- **Opis zadania**
Proszę powielić wszystkie wiersze poniższego zestawienia bez żadnych zmian.

- **Prezentowane zestawienie**
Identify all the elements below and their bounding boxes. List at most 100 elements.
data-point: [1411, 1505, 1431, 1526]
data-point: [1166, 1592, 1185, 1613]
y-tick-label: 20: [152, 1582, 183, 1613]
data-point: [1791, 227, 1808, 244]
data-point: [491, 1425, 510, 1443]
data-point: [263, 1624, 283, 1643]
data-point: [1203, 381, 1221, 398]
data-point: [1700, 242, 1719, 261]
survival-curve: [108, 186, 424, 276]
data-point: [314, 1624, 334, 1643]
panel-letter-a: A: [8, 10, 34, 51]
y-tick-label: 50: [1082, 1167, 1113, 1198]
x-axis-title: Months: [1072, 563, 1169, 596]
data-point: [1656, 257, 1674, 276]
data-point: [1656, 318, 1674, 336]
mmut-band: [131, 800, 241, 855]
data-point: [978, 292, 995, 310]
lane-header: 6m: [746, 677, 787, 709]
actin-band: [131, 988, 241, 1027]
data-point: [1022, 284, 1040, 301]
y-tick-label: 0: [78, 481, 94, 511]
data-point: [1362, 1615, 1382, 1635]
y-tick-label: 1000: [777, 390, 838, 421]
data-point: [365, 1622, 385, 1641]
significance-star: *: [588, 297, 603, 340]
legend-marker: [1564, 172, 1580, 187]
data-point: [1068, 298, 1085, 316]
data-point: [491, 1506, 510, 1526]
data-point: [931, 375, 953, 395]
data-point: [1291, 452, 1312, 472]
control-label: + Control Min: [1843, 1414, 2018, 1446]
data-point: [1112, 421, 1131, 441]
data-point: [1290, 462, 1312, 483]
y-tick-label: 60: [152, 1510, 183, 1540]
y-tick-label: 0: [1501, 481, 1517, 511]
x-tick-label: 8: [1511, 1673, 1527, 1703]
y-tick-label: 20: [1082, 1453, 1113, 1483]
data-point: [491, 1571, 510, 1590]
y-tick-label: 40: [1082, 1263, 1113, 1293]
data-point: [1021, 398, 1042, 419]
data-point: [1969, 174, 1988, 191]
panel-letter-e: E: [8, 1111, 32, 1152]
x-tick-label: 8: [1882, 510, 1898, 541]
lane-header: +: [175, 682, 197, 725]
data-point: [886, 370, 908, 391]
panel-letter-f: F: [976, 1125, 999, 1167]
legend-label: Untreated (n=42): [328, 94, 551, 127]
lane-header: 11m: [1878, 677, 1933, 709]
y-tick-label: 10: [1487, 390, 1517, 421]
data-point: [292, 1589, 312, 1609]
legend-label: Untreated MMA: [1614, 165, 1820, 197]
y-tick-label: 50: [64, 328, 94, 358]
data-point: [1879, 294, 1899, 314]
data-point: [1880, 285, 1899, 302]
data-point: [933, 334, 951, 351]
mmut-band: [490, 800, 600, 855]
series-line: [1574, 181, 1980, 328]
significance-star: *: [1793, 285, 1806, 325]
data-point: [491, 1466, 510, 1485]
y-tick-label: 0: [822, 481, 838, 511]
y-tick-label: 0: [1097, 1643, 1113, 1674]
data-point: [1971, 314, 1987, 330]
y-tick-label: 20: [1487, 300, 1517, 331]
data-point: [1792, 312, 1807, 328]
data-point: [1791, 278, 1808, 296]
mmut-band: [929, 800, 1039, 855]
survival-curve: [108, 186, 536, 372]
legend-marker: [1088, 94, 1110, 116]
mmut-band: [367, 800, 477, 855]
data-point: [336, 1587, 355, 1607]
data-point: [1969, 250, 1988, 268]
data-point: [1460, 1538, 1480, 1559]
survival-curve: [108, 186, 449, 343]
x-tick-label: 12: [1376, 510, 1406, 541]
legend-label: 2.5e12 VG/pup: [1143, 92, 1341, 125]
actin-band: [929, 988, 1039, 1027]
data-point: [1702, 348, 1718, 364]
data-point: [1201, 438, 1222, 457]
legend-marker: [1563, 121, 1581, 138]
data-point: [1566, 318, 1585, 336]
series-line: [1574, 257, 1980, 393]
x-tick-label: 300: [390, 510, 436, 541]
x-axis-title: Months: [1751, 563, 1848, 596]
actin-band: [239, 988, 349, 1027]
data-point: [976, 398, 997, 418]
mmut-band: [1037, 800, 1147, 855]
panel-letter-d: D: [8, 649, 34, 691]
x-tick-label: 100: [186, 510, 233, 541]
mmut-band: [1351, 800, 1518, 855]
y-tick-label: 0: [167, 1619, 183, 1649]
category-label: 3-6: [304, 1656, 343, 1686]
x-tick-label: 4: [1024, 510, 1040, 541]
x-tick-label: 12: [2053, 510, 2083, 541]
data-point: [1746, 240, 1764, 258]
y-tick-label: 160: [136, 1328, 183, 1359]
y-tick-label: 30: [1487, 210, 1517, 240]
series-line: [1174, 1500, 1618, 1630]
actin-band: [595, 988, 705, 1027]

- **Odpowiedź**
Identify all the elements below and their bounding boxes. List at most 100 elements.
data-point: [1411, 1505, 1431, 1526]
data-point: [1166, 1592, 1185, 1613]
y-tick-label: 20: [152, 1582, 183, 1613]
data-point: [1791, 227, 1808, 244]
data-point: [491, 1425, 510, 1443]
data-point: [263, 1624, 283, 1643]
data-point: [1203, 381, 1221, 398]
data-point: [1700, 242, 1719, 261]
survival-curve: [108, 186, 424, 276]
data-point: [314, 1624, 334, 1643]
panel-letter-a: A: [8, 10, 34, 51]
y-tick-label: 50: [1082, 1167, 1113, 1198]
x-axis-title: Months: [1072, 563, 1169, 596]
data-point: [1656, 257, 1674, 276]
data-point: [1656, 318, 1674, 336]
mmut-band: [131, 800, 241, 855]
data-point: [978, 292, 995, 310]
lane-header: 6m: [746, 677, 787, 709]
actin-band: [131, 988, 241, 1027]
data-point: [1022, 284, 1040, 301]
y-tick-label: 0: [78, 481, 94, 511]
data-point: [1362, 1615, 1382, 1635]
y-tick-label: 1000: [777, 390, 838, 421]
data-point: [365, 1622, 385, 1641]
significance-star: *: [588, 297, 603, 340]
legend-marker: [1564, 172, 1580, 187]
data-point: [1068, 298, 1085, 316]
data-point: [491, 1506, 510, 1526]
data-point: [931, 375, 953, 395]
data-point: [1291, 452, 1312, 472]
control-label: + Control Min: [1843, 1414, 2018, 1446]
data-point: [1112, 421, 1131, 441]
data-point: [1290, 462, 1312, 483]
y-tick-label: 60: [152, 1510, 183, 1540]
y-tick-label: 0: [1501, 481, 1517, 511]
x-tick-label: 8: [1511, 1673, 1527, 1703]
y-tick-label: 20: [1082, 1453, 1113, 1483]
data-point: [491, 1571, 510, 1590]
y-tick-label: 40: [1082, 1263, 1113, 1293]
data-point: [1021, 398, 1042, 419]
data-point: [1969, 174, 1988, 191]
panel-letter-e: E: [8, 1111, 32, 1152]
x-tick-label: 8: [1882, 510, 1898, 541]
lane-header: +: [175, 682, 197, 725]
data-point: [886, 370, 908, 391]
panel-letter-f: F: [976, 1125, 999, 1167]
legend-label: Untreated (n=42): [328, 94, 551, 127]
lane-header: 11m: [1878, 677, 1933, 709]
y-tick-label: 10: [1487, 390, 1517, 421]
data-point: [292, 1589, 312, 1609]
legend-label: Untreated MMA: [1614, 165, 1820, 197]
y-tick-label: 50: [64, 328, 94, 358]
data-point: [1879, 294, 1899, 314]
data-point: [1880, 285, 1899, 302]
data-point: [933, 334, 951, 351]
mmut-band: [490, 800, 600, 855]
series-line: [1574, 181, 1980, 328]
significance-star: *: [1793, 285, 1806, 325]
data-point: [491, 1466, 510, 1485]
y-tick-label: 0: [822, 481, 838, 511]
y-tick-label: 0: [1097, 1643, 1113, 1674]
data-point: [1971, 314, 1987, 330]
y-tick-label: 20: [1487, 300, 1517, 331]
data-point: [1792, 312, 1807, 328]
data-point: [1791, 278, 1808, 296]
mmut-band: [929, 800, 1039, 855]
survival-curve: [108, 186, 536, 372]
legend-marker: [1088, 94, 1110, 116]
mmut-band: [367, 800, 477, 855]
data-point: [336, 1587, 355, 1607]
data-point: [1969, 250, 1988, 268]
data-point: [1460, 1538, 1480, 1559]
survival-curve: [108, 186, 449, 343]
x-tick-label: 12: [1376, 510, 1406, 541]
legend-label: 2.5e12 VG/pup: [1143, 92, 1341, 125]
actin-band: [929, 988, 1039, 1027]
data-point: [1702, 348, 1718, 364]
data-point: [1201, 438, 1222, 457]
legend-marker: [1563, 121, 1581, 138]
data-point: [1566, 318, 1585, 336]
series-line: [1574, 257, 1980, 393]
x-tick-label: 300: [390, 510, 436, 541]
x-axis-title: Months: [1751, 563, 1848, 596]
actin-band: [239, 988, 349, 1027]
data-point: [976, 398, 997, 418]
mmut-band: [1037, 800, 1147, 855]
panel-letter-d: D: [8, 649, 34, 691]
x-tick-label: 100: [186, 510, 233, 541]
mmut-band: [1351, 800, 1518, 855]
y-tick-label: 0: [167, 1619, 183, 1649]
category-label: 3-6: [304, 1656, 343, 1686]
x-tick-label: 4: [1024, 510, 1040, 541]
x-tick-label: 12: [2053, 510, 2083, 541]
data-point: [1746, 240, 1764, 258]
y-tick-label: 160: [136, 1328, 183, 1359]
y-tick-label: 30: [1487, 210, 1517, 240]
series-line: [1174, 1500, 1618, 1630]
actin-band: [595, 988, 705, 1027]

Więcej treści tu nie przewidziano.